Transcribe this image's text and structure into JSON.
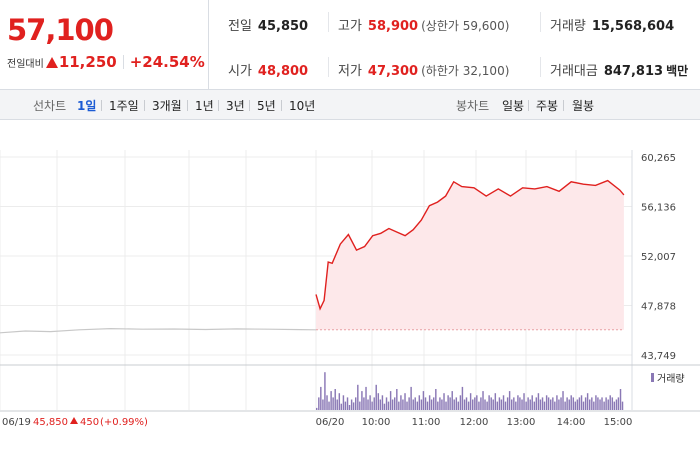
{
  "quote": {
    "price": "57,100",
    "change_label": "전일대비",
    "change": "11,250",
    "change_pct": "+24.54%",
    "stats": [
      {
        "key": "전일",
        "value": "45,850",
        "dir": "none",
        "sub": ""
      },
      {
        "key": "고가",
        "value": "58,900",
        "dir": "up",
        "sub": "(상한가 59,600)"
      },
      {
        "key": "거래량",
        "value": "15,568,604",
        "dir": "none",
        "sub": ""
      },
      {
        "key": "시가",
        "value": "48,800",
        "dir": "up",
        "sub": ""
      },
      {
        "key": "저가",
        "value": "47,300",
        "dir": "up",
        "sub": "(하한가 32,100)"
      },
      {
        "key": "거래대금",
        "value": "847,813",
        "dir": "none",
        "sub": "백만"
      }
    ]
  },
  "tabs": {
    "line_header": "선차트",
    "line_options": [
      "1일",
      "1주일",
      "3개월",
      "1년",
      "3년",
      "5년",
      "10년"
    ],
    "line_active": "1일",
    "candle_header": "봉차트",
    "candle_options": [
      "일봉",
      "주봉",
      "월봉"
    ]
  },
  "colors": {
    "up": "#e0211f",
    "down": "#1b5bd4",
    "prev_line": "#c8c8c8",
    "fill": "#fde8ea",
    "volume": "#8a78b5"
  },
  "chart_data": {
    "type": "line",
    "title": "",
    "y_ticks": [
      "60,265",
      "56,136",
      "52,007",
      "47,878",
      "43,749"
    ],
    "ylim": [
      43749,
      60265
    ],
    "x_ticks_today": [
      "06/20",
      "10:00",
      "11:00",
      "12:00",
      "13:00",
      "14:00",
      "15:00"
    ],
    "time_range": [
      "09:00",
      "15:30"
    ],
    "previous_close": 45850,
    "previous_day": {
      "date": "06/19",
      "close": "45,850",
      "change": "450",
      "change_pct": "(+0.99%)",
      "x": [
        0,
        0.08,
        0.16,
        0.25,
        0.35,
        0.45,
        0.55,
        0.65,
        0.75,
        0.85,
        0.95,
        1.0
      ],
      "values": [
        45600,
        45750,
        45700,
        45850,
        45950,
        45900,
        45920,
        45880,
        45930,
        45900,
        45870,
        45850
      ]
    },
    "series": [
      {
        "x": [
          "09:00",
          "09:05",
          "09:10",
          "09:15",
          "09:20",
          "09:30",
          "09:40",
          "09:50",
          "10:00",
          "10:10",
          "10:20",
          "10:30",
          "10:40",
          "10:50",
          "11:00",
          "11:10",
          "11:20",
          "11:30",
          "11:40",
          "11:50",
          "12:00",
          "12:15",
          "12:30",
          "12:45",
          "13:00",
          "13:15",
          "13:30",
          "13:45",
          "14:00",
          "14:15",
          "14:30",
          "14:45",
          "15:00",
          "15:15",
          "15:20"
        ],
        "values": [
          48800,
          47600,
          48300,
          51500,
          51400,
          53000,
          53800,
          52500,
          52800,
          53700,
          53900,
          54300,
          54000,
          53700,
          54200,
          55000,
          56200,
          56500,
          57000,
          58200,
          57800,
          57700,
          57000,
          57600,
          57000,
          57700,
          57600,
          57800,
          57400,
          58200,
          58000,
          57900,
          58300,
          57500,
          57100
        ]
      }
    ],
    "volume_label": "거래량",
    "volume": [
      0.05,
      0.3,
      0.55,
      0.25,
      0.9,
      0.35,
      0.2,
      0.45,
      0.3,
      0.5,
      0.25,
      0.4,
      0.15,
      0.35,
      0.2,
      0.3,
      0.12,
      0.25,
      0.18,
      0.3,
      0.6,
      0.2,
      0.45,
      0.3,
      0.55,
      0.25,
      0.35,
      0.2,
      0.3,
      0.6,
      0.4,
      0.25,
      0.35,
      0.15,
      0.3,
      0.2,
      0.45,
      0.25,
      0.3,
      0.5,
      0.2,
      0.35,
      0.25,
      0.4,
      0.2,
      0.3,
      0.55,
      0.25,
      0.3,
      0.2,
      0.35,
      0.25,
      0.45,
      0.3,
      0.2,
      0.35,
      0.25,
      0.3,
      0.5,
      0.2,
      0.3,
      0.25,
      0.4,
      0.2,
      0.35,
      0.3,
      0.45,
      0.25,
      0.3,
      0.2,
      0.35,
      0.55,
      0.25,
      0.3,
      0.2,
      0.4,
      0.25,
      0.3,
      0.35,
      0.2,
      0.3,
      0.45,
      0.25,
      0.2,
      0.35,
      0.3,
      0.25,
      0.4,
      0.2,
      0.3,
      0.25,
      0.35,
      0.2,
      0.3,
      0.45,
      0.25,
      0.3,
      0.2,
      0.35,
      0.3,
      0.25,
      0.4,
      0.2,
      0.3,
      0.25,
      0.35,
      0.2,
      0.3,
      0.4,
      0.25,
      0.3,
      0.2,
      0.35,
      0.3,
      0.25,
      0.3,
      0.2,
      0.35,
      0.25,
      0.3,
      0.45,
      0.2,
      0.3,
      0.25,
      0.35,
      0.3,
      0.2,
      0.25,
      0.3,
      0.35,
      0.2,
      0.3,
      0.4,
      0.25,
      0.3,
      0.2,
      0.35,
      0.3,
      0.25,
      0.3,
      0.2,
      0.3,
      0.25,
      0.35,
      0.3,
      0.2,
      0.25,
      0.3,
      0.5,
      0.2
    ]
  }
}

------------------------------------------------

■ **WHAT IS NEEDED**:
Repeat the records above exactly, omitting every picture.

■ **RESULT OF THE TASK**:
Transcribe this image's text and structure into JSON.
{
  "quote": {
    "price": "57,100",
    "change_label": "전일대비",
    "change": "11,250",
    "change_pct": "+24.54%",
    "stats": [
      {
        "key": "전일",
        "value": "45,850",
        "dir": "none",
        "sub": ""
      },
      {
        "key": "고가",
        "value": "58,900",
        "dir": "up",
        "sub": "(상한가 59,600)"
      },
      {
        "key": "거래량",
        "value": "15,568,604",
        "dir": "none",
        "sub": ""
      },
      {
        "key": "시가",
        "value": "48,800",
        "dir": "up",
        "sub": ""
      },
      {
        "key": "저가",
        "value": "47,300",
        "dir": "up",
        "sub": "(하한가 32,100)"
      },
      {
        "key": "거래대금",
        "value": "847,813",
        "dir": "none",
        "sub": "백만"
      }
    ]
  },
  "tabs": {
    "line_header": "선차트",
    "line_options": [
      "1일",
      "1주일",
      "3개월",
      "1년",
      "3년",
      "5년",
      "10년"
    ],
    "line_active": "1일",
    "candle_header": "봉차트",
    "candle_options": [
      "일봉",
      "주봉",
      "월봉"
    ]
  },
  "colors": {
    "up": "#e0211f",
    "down": "#1b5bd4",
    "prev_line": "#c8c8c8",
    "fill": "#fde8ea",
    "volume": "#8a78b5"
  },
  "chart_data": {
    "type": "line",
    "title": "",
    "y_ticks": [
      "60,265",
      "56,136",
      "52,007",
      "47,878",
      "43,749"
    ],
    "ylim": [
      43749,
      60265
    ],
    "x_ticks_today": [
      "06/20",
      "10:00",
      "11:00",
      "12:00",
      "13:00",
      "14:00",
      "15:00"
    ],
    "time_range": [
      "09:00",
      "15:30"
    ],
    "previous_close": 45850,
    "previous_day": {
      "date": "06/19",
      "close": "45,850",
      "change": "450",
      "change_pct": "(+0.99%)",
      "x": [
        0,
        0.08,
        0.16,
        0.25,
        0.35,
        0.45,
        0.55,
        0.65,
        0.75,
        0.85,
        0.95,
        1.0
      ],
      "values": [
        45600,
        45750,
        45700,
        45850,
        45950,
        45900,
        45920,
        45880,
        45930,
        45900,
        45870,
        45850
      ]
    },
    "series": [
      {
        "x": [
          "09:00",
          "09:05",
          "09:10",
          "09:15",
          "09:20",
          "09:30",
          "09:40",
          "09:50",
          "10:00",
          "10:10",
          "10:20",
          "10:30",
          "10:40",
          "10:50",
          "11:00",
          "11:10",
          "11:20",
          "11:30",
          "11:40",
          "11:50",
          "12:00",
          "12:15",
          "12:30",
          "12:45",
          "13:00",
          "13:15",
          "13:30",
          "13:45",
          "14:00",
          "14:15",
          "14:30",
          "14:45",
          "15:00",
          "15:15",
          "15:20"
        ],
        "values": [
          48800,
          47600,
          48300,
          51500,
          51400,
          53000,
          53800,
          52500,
          52800,
          53700,
          53900,
          54300,
          54000,
          53700,
          54200,
          55000,
          56200,
          56500,
          57000,
          58200,
          57800,
          57700,
          57000,
          57600,
          57000,
          57700,
          57600,
          57800,
          57400,
          58200,
          58000,
          57900,
          58300,
          57500,
          57100
        ]
      }
    ],
    "volume_label": "거래량",
    "volume": [
      0.05,
      0.3,
      0.55,
      0.25,
      0.9,
      0.35,
      0.2,
      0.45,
      0.3,
      0.5,
      0.25,
      0.4,
      0.15,
      0.35,
      0.2,
      0.3,
      0.12,
      0.25,
      0.18,
      0.3,
      0.6,
      0.2,
      0.45,
      0.3,
      0.55,
      0.25,
      0.35,
      0.2,
      0.3,
      0.6,
      0.4,
      0.25,
      0.35,
      0.15,
      0.3,
      0.2,
      0.45,
      0.25,
      0.3,
      0.5,
      0.2,
      0.35,
      0.25,
      0.4,
      0.2,
      0.3,
      0.55,
      0.25,
      0.3,
      0.2,
      0.35,
      0.25,
      0.45,
      0.3,
      0.2,
      0.35,
      0.25,
      0.3,
      0.5,
      0.2,
      0.3,
      0.25,
      0.4,
      0.2,
      0.35,
      0.3,
      0.45,
      0.25,
      0.3,
      0.2,
      0.35,
      0.55,
      0.25,
      0.3,
      0.2,
      0.4,
      0.25,
      0.3,
      0.35,
      0.2,
      0.3,
      0.45,
      0.25,
      0.2,
      0.35,
      0.3,
      0.25,
      0.4,
      0.2,
      0.3,
      0.25,
      0.35,
      0.2,
      0.3,
      0.45,
      0.25,
      0.3,
      0.2,
      0.35,
      0.3,
      0.25,
      0.4,
      0.2,
      0.3,
      0.25,
      0.35,
      0.2,
      0.3,
      0.4,
      0.25,
      0.3,
      0.2,
      0.35,
      0.3,
      0.25,
      0.3,
      0.2,
      0.35,
      0.25,
      0.3,
      0.45,
      0.2,
      0.3,
      0.25,
      0.35,
      0.3,
      0.2,
      0.25,
      0.3,
      0.35,
      0.2,
      0.3,
      0.4,
      0.25,
      0.3,
      0.2,
      0.35,
      0.3,
      0.25,
      0.3,
      0.2,
      0.3,
      0.25,
      0.35,
      0.3,
      0.2,
      0.25,
      0.3,
      0.5,
      0.2
    ]
  }
}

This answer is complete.